Exercise instructions:
Locate all lines in the data below that hold "rmed" and show them.

Excerpted records:

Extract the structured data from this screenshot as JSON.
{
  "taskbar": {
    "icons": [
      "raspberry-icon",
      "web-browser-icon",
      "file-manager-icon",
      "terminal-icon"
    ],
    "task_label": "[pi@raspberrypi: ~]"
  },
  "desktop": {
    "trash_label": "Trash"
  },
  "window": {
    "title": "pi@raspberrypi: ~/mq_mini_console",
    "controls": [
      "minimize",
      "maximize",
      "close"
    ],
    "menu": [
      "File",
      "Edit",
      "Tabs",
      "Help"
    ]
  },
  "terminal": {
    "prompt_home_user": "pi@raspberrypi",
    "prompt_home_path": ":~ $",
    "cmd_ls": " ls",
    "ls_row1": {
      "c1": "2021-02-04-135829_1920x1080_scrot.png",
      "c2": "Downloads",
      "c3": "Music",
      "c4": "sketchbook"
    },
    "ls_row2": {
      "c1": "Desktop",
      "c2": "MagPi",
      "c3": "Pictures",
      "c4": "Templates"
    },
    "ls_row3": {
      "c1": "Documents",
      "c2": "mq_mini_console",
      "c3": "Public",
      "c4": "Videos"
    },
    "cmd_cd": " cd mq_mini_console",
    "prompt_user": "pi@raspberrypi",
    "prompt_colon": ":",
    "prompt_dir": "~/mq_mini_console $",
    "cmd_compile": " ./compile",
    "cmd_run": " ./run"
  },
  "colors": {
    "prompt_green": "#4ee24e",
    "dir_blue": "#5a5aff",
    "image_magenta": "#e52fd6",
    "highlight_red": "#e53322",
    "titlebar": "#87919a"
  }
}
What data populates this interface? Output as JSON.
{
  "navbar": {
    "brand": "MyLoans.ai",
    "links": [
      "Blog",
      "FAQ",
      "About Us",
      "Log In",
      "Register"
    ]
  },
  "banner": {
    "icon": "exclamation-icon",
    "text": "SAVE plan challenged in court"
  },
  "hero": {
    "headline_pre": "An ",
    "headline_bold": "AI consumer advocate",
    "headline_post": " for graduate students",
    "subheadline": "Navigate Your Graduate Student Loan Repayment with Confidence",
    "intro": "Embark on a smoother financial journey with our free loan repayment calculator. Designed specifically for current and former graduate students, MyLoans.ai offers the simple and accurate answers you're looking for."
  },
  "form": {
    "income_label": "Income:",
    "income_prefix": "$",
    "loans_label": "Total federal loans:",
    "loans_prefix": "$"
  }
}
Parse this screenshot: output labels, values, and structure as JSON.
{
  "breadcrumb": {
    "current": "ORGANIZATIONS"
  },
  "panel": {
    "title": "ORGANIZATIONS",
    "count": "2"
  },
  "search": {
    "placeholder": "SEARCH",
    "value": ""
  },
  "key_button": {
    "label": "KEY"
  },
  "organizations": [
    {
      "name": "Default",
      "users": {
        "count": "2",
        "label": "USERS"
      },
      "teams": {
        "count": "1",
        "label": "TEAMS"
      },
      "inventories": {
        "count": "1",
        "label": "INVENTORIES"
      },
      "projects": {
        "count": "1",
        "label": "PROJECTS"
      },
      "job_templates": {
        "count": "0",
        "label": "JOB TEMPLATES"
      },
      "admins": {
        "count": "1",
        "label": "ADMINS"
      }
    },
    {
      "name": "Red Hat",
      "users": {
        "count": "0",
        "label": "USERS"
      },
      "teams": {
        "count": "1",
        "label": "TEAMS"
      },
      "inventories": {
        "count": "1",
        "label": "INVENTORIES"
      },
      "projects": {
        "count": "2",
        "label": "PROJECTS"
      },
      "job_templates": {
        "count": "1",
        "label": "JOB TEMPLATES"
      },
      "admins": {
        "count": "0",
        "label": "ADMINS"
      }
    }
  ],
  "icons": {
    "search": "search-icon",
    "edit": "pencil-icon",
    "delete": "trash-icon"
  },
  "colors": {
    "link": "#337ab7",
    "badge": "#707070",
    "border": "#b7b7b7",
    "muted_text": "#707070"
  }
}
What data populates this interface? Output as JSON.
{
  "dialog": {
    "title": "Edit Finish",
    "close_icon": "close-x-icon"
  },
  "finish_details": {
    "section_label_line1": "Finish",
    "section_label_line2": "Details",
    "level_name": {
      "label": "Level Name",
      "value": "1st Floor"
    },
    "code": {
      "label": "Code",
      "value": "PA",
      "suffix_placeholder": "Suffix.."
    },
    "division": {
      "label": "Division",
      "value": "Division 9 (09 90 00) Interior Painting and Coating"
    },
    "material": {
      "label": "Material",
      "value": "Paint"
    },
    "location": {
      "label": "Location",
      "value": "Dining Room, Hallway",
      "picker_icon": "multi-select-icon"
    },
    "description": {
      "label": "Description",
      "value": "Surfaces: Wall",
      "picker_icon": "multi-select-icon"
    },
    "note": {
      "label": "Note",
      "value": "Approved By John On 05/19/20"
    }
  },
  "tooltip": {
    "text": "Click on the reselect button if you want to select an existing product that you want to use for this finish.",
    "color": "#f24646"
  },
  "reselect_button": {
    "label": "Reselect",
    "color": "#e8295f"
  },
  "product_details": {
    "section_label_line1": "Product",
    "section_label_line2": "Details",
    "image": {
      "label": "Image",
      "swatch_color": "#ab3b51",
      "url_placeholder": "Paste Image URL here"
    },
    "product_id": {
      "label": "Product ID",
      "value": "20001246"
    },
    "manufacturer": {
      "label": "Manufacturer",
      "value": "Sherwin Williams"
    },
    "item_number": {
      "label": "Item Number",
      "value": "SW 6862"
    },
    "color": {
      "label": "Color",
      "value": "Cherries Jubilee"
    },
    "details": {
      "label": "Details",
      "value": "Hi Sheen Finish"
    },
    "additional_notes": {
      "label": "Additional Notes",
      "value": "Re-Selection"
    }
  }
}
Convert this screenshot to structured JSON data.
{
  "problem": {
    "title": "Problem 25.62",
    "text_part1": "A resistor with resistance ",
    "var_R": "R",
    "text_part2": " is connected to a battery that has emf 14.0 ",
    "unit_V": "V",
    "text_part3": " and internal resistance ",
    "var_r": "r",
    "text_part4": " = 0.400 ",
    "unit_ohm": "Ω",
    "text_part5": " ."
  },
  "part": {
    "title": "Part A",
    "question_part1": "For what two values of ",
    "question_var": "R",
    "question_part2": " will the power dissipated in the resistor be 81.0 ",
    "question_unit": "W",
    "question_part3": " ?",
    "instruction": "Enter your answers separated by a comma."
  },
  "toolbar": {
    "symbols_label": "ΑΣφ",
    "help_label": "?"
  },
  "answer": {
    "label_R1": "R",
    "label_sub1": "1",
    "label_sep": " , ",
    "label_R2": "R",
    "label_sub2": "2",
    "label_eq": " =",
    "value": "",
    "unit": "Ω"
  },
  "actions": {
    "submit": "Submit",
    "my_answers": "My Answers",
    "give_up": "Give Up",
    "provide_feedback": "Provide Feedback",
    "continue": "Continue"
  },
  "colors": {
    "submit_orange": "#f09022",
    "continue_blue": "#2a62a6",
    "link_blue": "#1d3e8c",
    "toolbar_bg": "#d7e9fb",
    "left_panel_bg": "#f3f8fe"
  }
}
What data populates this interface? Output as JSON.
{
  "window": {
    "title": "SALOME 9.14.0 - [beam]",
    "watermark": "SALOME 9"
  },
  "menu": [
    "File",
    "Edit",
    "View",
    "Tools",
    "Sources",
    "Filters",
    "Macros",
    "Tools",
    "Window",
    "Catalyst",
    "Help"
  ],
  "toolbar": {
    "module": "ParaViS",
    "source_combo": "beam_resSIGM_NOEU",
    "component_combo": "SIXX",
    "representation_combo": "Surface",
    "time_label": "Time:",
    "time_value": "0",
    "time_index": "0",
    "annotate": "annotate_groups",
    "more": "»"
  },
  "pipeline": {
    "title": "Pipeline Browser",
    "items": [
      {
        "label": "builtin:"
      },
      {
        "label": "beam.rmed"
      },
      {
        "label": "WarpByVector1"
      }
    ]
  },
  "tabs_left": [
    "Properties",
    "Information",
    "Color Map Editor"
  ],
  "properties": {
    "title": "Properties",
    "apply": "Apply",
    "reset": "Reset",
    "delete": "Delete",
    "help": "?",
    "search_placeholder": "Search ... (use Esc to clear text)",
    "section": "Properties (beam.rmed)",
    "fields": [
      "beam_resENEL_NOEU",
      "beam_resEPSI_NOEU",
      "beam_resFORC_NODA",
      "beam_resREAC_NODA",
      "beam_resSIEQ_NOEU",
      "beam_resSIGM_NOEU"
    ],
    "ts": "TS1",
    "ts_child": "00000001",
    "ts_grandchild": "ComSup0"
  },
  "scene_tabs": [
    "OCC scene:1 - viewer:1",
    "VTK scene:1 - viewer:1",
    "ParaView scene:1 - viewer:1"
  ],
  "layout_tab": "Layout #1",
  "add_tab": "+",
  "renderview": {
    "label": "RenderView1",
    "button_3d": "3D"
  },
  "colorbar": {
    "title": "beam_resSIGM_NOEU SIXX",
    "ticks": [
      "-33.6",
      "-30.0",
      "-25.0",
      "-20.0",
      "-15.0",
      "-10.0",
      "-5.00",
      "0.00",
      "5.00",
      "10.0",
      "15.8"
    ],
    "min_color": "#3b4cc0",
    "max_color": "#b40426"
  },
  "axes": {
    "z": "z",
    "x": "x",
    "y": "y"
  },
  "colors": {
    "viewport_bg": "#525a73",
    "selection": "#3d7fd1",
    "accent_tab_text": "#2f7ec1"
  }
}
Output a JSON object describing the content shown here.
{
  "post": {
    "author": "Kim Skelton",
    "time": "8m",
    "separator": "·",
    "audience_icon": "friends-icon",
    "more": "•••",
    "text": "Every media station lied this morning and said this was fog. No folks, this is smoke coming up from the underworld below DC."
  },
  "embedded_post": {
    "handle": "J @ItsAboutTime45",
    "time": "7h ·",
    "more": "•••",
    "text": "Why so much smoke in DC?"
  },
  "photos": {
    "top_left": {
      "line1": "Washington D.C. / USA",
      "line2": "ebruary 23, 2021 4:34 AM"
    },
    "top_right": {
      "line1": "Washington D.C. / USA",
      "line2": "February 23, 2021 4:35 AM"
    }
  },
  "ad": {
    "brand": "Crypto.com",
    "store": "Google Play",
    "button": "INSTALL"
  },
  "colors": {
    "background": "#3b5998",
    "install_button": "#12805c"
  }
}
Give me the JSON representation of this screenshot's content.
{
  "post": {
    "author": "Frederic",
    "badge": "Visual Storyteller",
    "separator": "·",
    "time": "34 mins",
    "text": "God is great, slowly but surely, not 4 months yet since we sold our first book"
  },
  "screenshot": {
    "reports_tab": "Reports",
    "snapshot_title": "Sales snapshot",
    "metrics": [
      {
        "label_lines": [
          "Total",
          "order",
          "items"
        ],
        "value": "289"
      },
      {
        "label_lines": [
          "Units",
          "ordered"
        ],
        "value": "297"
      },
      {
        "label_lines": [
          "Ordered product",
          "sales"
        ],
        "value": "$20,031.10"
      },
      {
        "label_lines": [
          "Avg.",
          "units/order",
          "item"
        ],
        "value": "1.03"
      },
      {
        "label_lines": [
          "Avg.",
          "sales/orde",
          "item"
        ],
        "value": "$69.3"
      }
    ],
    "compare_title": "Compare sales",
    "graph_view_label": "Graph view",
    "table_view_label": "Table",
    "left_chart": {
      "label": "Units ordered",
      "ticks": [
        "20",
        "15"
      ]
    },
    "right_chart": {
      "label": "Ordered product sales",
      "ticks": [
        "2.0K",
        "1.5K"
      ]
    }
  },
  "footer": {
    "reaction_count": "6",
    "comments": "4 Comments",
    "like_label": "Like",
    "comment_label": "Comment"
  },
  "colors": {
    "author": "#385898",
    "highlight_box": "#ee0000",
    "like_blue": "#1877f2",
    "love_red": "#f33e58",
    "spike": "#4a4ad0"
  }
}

Exercise result:
        "label": "beam.rmed"
    "section": "Properties (beam.rmed)",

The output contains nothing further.